** Description of the task **
Transcribe the records that follow, preserving every word.

Items from a dataset

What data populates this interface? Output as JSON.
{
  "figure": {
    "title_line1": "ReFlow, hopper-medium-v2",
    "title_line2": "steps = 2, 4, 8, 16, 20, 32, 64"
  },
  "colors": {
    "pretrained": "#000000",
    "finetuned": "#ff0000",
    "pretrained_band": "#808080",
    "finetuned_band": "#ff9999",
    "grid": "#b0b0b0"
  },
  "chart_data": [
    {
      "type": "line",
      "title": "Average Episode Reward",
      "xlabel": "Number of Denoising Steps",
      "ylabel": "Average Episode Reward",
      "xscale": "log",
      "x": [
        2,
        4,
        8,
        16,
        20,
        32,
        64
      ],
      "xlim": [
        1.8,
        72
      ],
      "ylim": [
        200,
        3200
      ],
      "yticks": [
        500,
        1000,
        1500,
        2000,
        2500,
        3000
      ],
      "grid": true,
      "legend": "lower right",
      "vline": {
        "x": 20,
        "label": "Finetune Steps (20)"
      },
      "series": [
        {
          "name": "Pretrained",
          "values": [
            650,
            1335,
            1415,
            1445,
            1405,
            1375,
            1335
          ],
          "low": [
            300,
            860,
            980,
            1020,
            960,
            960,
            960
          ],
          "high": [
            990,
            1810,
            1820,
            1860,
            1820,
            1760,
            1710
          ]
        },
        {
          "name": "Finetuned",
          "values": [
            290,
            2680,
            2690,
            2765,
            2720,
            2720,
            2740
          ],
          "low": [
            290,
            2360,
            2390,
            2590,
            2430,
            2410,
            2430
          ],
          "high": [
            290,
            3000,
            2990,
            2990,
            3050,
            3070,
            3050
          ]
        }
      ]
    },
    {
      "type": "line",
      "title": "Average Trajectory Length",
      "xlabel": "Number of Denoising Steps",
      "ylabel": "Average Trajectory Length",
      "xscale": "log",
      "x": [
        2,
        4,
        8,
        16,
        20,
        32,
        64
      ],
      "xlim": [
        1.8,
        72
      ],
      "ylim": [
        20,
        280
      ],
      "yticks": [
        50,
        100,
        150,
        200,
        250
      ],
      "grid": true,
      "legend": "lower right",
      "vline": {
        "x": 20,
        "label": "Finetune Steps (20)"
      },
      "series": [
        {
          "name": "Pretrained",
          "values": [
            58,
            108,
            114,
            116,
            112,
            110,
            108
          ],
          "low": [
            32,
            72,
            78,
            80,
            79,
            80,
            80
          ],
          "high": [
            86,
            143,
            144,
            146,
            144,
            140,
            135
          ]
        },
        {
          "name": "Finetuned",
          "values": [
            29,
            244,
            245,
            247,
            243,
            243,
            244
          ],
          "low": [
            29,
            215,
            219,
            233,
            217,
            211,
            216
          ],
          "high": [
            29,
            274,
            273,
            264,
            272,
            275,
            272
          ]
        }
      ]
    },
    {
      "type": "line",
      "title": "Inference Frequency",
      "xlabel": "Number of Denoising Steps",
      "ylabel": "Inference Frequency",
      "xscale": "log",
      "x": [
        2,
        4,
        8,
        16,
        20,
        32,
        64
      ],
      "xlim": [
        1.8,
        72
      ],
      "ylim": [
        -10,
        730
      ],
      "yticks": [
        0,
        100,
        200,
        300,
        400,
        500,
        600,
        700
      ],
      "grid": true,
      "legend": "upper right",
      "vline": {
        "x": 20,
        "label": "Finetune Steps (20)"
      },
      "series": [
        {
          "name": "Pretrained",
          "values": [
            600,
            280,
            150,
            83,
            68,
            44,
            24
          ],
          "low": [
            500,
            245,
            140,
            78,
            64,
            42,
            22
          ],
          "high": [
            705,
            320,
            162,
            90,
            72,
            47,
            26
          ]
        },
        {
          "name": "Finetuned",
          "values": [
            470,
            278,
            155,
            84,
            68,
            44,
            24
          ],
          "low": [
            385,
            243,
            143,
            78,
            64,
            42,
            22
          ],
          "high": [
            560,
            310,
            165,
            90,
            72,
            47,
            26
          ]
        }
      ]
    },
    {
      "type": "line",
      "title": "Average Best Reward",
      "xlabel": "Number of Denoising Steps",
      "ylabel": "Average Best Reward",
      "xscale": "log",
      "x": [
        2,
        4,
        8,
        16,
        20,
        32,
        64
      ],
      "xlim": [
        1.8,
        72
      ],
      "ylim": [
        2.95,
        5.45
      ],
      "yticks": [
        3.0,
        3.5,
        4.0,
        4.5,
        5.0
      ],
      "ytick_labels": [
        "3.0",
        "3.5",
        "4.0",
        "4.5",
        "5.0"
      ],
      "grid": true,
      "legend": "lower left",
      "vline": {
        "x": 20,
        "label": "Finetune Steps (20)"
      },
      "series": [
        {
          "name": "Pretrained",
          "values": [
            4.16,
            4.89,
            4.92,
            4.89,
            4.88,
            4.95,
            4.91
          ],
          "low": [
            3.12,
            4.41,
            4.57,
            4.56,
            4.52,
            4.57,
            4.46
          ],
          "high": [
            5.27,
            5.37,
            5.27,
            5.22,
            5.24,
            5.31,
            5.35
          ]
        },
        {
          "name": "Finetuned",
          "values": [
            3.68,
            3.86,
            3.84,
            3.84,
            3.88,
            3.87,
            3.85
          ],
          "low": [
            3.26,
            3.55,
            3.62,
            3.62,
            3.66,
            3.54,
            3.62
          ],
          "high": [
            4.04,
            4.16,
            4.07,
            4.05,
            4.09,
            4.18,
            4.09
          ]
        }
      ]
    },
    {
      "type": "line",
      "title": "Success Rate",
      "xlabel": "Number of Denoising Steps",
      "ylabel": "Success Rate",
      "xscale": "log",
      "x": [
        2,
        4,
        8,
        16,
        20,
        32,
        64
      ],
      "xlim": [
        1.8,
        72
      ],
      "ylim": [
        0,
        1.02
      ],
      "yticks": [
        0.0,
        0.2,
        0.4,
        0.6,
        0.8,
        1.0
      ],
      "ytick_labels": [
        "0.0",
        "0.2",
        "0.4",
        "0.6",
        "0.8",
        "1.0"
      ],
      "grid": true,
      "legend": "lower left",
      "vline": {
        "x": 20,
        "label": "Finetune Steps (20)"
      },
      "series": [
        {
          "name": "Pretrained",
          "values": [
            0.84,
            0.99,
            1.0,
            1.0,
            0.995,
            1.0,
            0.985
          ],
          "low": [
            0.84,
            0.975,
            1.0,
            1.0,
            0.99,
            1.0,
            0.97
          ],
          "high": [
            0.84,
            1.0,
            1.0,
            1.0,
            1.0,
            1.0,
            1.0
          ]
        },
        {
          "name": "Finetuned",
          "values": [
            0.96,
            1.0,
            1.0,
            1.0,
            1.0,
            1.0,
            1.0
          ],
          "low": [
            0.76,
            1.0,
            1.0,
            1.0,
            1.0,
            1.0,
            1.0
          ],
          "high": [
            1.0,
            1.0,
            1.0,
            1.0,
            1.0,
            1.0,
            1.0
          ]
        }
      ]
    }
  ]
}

** Output of the task **
What data populates this interface? Output as JSON.
{
  "figure": {
    "title_line1": "ReFlow, hopper-medium-v2",
    "title_line2": "steps = 2, 4, 8, 16, 20, 32, 64"
  },
  "colors": {
    "pretrained": "#000000",
    "finetuned": "#ff0000",
    "pretrained_band": "#808080",
    "finetuned_band": "#ff9999",
    "grid": "#b0b0b0"
  },
  "chart_data": [
    {
      "type": "line",
      "title": "Average Episode Reward",
      "xlabel": "Number of Denoising Steps",
      "ylabel": "Average Episode Reward",
      "xscale": "log",
      "x": [
        2,
        4,
        8,
        16,
        20,
        32,
        64
      ],
      "xlim": [
        1.8,
        72
      ],
      "ylim": [
        200,
        3200
      ],
      "yticks": [
        500,
        1000,
        1500,
        2000,
        2500,
        3000
      ],
      "grid": true,
      "legend": "lower right",
      "vline": {
        "x": 20,
        "label": "Finetune Steps (20)"
      },
      "series": [
        {
          "name": "Pretrained",
          "values": [
            650,
            1335,
            1415,
            1445,
            1405,
            1375,
            1335
          ],
          "low": [
            300,
            860,
            980,
            1020,
            960,
            960,
            960
          ],
          "high": [
            990,
            1810,
            1820,
            1860,
            1820,
            1760,
            1710
          ]
        },
        {
          "name": "Finetuned",
          "values": [
            290,
            2680,
            2690,
            2765,
            2720,
            2720,
            2740
          ],
          "low": [
            290,
            2360,
            2390,
            2590,
            2430,
            2410,
            2430
          ],
          "high": [
            290,
            3000,
            2990,
            2990,
            3050,
            3070,
            3050
          ]
        }
      ]
    },
    {
      "type": "line",
      "title": "Average Trajectory Length",
      "xlabel": "Number of Denoising Steps",
      "ylabel": "Average Trajectory Length",
      "xscale": "log",
      "x": [
        2,
        4,
        8,
        16,
        20,
        32,
        64
      ],
      "xlim": [
        1.8,
        72
      ],
      "ylim": [
        20,
        280
      ],
      "yticks": [
        50,
        100,
        150,
        200,
        250
      ],
      "grid": true,
      "legend": "lower right",
      "vline": {
        "x": 20,
        "label": "Finetune Steps (20)"
      },
      "series": [
        {
          "name": "Pretrained",
          "values": [
            58,
            108,
            114,
            116,
            112,
            110,
            108
          ],
          "low": [
            32,
            72,
            78,
            80,
            79,
            80,
            80
          ],
          "high": [
            86,
            143,
            144,
            146,
            144,
            140,
            135
          ]
        },
        {
          "name": "Finetuned",
          "values": [
            29,
            244,
            245,
            247,
            243,
            243,
            244
          ],
          "low": [
            29,
            215,
            219,
            233,
            217,
            211,
            216
          ],
          "high": [
            29,
            274,
            273,
            264,
            272,
            275,
            272
          ]
        }
      ]
    },
    {
      "type": "line",
      "title": "Inference Frequency",
      "xlabel": "Number of Denoising Steps",
      "ylabel": "Inference Frequency",
      "xscale": "log",
      "x": [
        2,
        4,
        8,
        16,
        20,
        32,
        64
      ],
      "xlim": [
        1.8,
        72
      ],
      "ylim": [
        -10,
        730
      ],
      "yticks": [
        0,
        100,
        200,
        300,
        400,
        500,
        600,
        700
      ],
      "grid": true,
      "legend": "upper right",
      "vline": {
        "x": 20,
        "label": "Finetune Steps (20)"
      },
      "series": [
        {
          "name": "Pretrained",
          "values": [
            600,
            280,
            150,
            83,
            68,
            44,
            24
          ],
          "low": [
            500,
            245,
            140,
            78,
            64,
            42,
            22
          ],
          "high": [
            705,
            320,
            162,
            90,
            72,
            47,
            26
          ]
        },
        {
          "name": "Finetuned",
          "values": [
            470,
            278,
            155,
            84,
            68,
            44,
            24
          ],
          "low": [
            385,
            243,
            143,
            78,
            64,
            42,
            22
          ],
          "high": [
            560,
            310,
            165,
            90,
            72,
            47,
            26
          ]
        }
      ]
    },
    {
      "type": "line",
      "title": "Average Best Reward",
      "xlabel": "Number of Denoising Steps",
      "ylabel": "Average Best Reward",
      "xscale": "log",
      "x": [
        2,
        4,
        8,
        16,
        20,
        32,
        64
      ],
      "xlim": [
        1.8,
        72
      ],
      "ylim": [
        2.95,
        5.45
      ],
      "yticks": [
        3.0,
        3.5,
        4.0,
        4.5,
        5.0
      ],
      "ytick_labels": [
        "3.0",
        "3.5",
        "4.0",
        "4.5",
        "5.0"
      ],
      "grid": true,
      "legend": "lower left",
      "vline": {
        "x": 20,
        "label": "Finetune Steps (20)"
      },
      "series": [
        {
          "name": "Pretrained",
          "values": [
            4.16,
            4.89,
            4.92,
            4.89,
            4.88,
            4.95,
            4.91
          ],
          "low": [
            3.12,
            4.41,
            4.57,
            4.56,
            4.52,
            4.57,
            4.46
          ],
          "high": [
            5.27,
            5.37,
            5.27,
            5.22,
            5.24,
            5.31,
            5.35
          ]
        },
        {
          "name": "Finetuned",
          "values": [
            3.68,
            3.86,
            3.84,
            3.84,
            3.88,
            3.87,
            3.85
          ],
          "low": [
            3.26,
            3.55,
            3.62,
            3.62,
            3.66,
            3.54,
            3.62
          ],
          "high": [
            4.04,
            4.16,
            4.07,
            4.05,
            4.09,
            4.18,
            4.09
          ]
        }
      ]
    },
    {
      "type": "line",
      "title": "Success Rate",
      "xlabel": "Number of Denoising Steps",
      "ylabel": "Success Rate",
      "xscale": "log",
      "x": [
        2,
        4,
        8,
        16,
        20,
        32,
        64
      ],
      "xlim": [
        1.8,
        72
      ],
      "ylim": [
        0,
        1.02
      ],
      "yticks": [
        0.0,
        0.2,
        0.4,
        0.6,
        0.8,
        1.0
      ],
      "ytick_labels": [
        "0.0",
        "0.2",
        "0.4",
        "0.6",
        "0.8",
        "1.0"
      ],
      "grid": true,
      "legend": "lower left",
      "vline": {
        "x": 20,
        "label": "Finetune Steps (20)"
      },
      "series": [
        {
          "name": "Pretrained",
          "values": [
            0.84,
            0.99,
            1.0,
            1.0,
            0.995,
            1.0,
            0.985
          ],
          "low": [
            0.84,
            0.975,
            1.0,
            1.0,
            0.99,
            1.0,
            0.97
          ],
          "high": [
            0.84,
            1.0,
            1.0,
            1.0,
            1.0,
            1.0,
            1.0
          ]
        },
        {
          "name": "Finetuned",
          "values": [
            0.96,
            1.0,
            1.0,
            1.0,
            1.0,
            1.0,
            1.0
          ],
          "low": [
            0.76,
            1.0,
            1.0,
            1.0,
            1.0,
            1.0,
            1.0
          ],
          "high": [
            1.0,
            1.0,
            1.0,
            1.0,
            1.0,
            1.0,
            1.0
          ]
        }
      ]
    }
  ]
}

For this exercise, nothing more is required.